— Start RECORDS PROVIDED —

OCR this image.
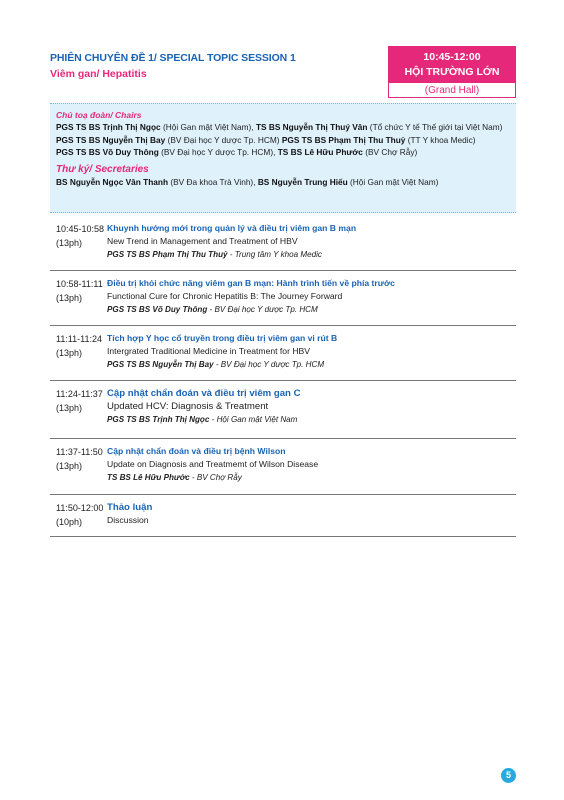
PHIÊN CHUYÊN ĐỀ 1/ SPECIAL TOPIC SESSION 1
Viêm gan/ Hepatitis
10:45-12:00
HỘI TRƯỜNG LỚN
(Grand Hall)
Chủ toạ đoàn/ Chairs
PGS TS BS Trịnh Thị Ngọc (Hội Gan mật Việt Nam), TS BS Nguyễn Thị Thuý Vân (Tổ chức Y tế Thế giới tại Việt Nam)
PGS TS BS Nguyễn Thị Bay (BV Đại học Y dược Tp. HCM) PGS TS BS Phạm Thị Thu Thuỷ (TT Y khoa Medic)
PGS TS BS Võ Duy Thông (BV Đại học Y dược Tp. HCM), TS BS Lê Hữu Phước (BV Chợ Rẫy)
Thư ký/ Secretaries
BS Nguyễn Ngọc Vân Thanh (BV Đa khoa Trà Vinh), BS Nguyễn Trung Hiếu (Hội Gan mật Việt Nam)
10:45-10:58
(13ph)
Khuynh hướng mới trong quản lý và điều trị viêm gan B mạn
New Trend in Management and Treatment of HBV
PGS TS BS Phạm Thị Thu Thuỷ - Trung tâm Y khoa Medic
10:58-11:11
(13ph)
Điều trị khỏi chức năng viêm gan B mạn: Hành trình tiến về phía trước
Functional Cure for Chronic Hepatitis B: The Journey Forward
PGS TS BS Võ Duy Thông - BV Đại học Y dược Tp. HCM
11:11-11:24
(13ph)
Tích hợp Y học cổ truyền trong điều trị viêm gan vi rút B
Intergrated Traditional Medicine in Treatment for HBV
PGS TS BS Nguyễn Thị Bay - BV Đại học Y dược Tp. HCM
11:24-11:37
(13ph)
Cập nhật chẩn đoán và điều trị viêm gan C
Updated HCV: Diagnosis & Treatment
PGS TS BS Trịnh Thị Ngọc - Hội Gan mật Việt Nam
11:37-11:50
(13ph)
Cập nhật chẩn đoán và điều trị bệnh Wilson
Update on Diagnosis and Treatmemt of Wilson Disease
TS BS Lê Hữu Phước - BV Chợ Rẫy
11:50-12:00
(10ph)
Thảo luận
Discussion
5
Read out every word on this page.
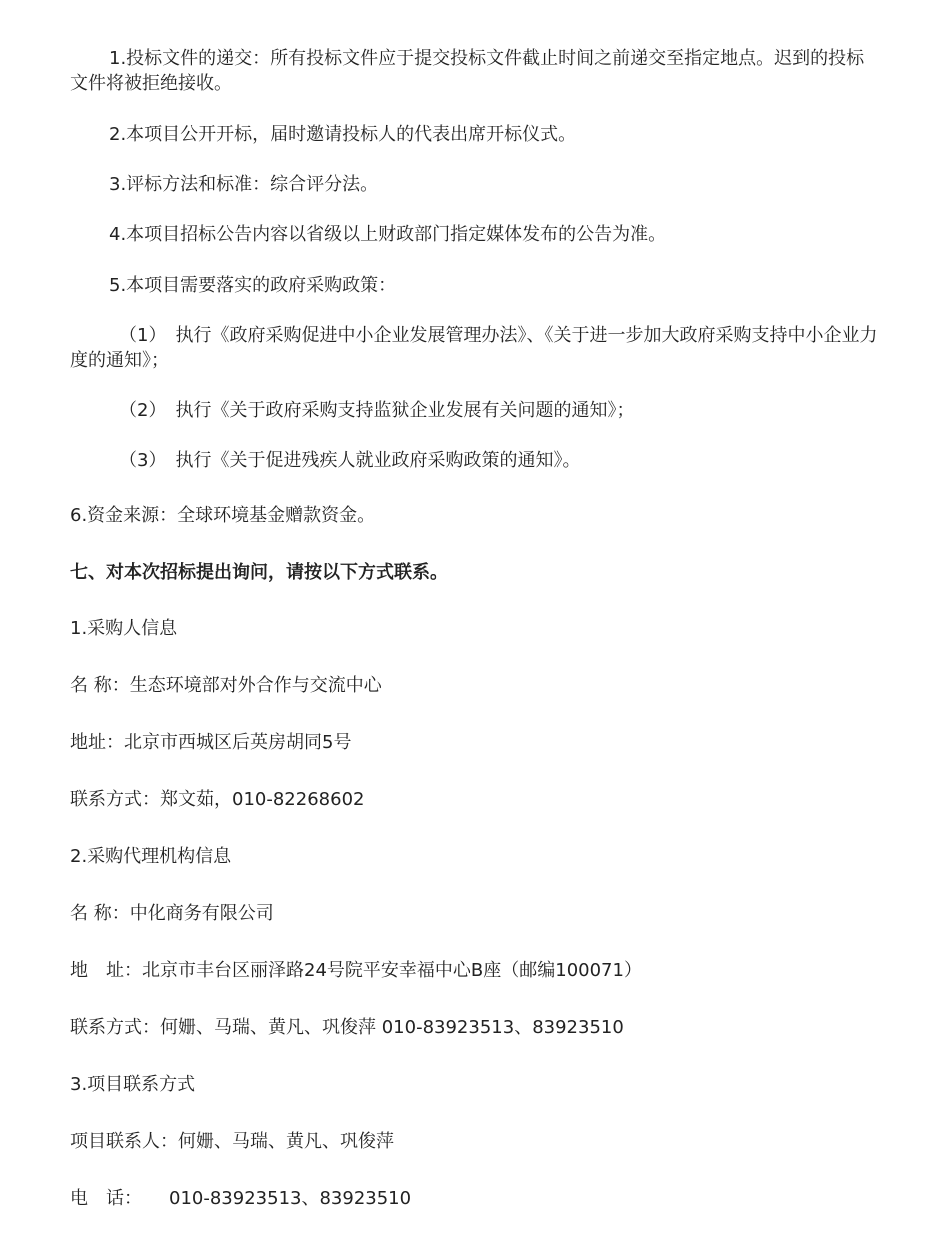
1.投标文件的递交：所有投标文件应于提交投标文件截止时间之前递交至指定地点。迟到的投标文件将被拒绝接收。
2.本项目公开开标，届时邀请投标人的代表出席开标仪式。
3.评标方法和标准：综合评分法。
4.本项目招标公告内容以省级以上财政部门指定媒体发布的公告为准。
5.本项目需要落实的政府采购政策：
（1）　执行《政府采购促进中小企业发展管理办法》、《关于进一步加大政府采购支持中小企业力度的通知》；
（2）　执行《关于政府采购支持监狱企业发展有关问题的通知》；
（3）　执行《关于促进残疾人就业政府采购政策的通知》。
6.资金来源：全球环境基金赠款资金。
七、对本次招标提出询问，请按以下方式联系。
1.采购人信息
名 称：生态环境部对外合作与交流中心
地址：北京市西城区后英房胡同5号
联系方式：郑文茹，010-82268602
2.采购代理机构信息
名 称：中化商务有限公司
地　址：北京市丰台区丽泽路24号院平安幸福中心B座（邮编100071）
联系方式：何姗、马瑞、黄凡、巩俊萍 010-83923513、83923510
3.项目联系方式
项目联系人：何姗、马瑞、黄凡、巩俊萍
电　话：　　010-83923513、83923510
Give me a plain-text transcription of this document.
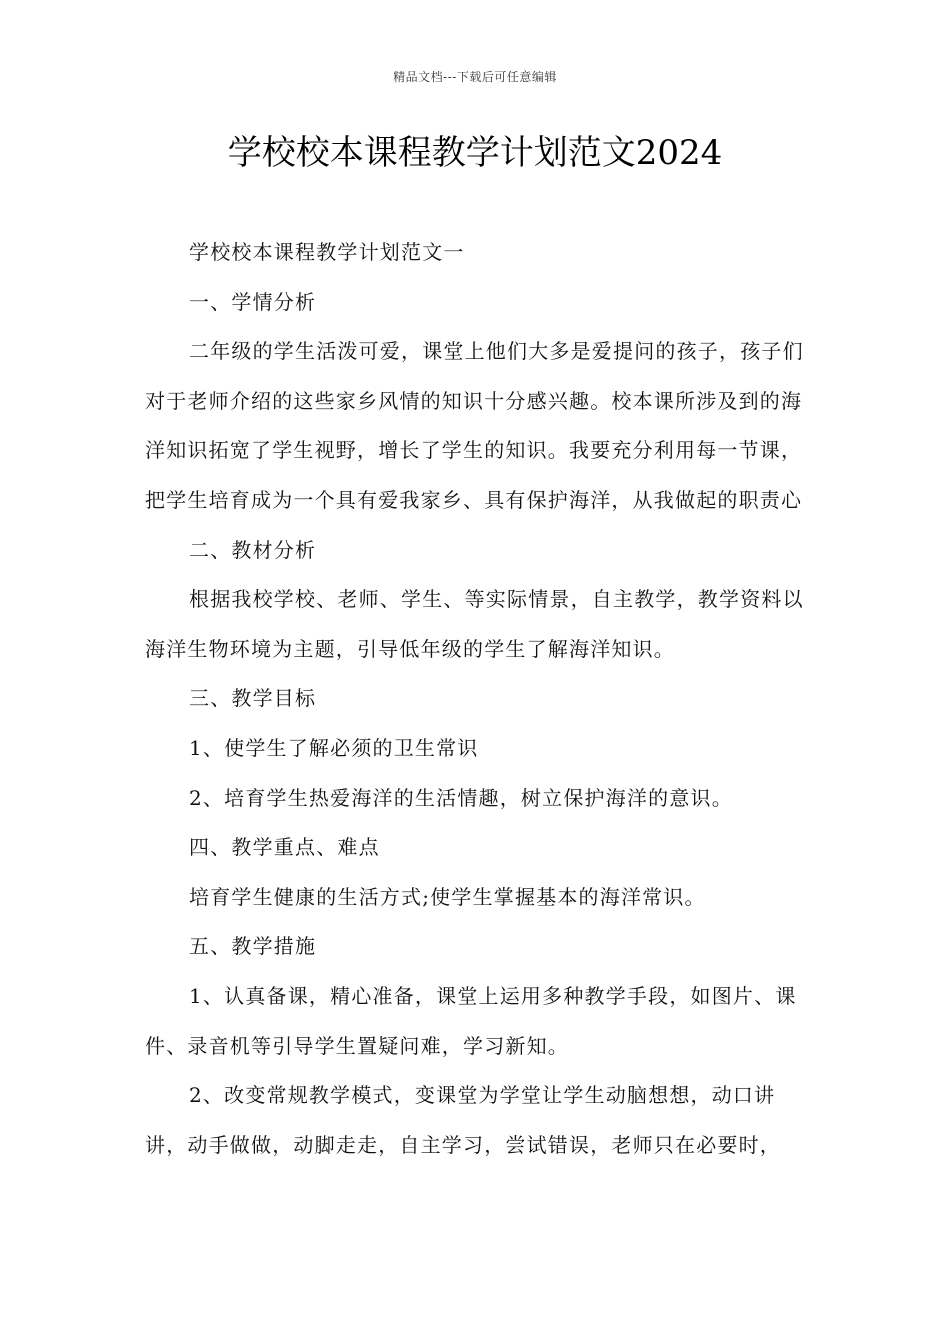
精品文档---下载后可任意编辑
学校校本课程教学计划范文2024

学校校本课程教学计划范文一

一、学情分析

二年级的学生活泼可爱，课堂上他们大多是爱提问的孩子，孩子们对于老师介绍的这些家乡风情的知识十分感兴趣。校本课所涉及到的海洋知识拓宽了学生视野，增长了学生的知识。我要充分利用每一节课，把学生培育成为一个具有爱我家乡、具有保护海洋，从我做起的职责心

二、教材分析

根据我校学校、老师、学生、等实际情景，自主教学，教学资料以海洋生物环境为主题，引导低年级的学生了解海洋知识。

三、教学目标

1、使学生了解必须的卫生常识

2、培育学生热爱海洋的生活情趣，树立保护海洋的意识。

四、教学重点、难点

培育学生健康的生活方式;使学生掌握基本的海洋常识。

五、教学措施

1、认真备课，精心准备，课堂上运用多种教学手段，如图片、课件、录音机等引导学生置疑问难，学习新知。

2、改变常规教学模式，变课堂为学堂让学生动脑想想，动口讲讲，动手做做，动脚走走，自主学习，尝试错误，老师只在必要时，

— End RECORDS PROVIDED —

**SET EXERCISE:** Where a line in the entries holds "nhật", copy that line.

**REPLY TO THE TASK:**
Cập nhật chẩn đoán và điều trị viêm gan C
Cập nhật chẩn đoán và điều trị bệnh Wilson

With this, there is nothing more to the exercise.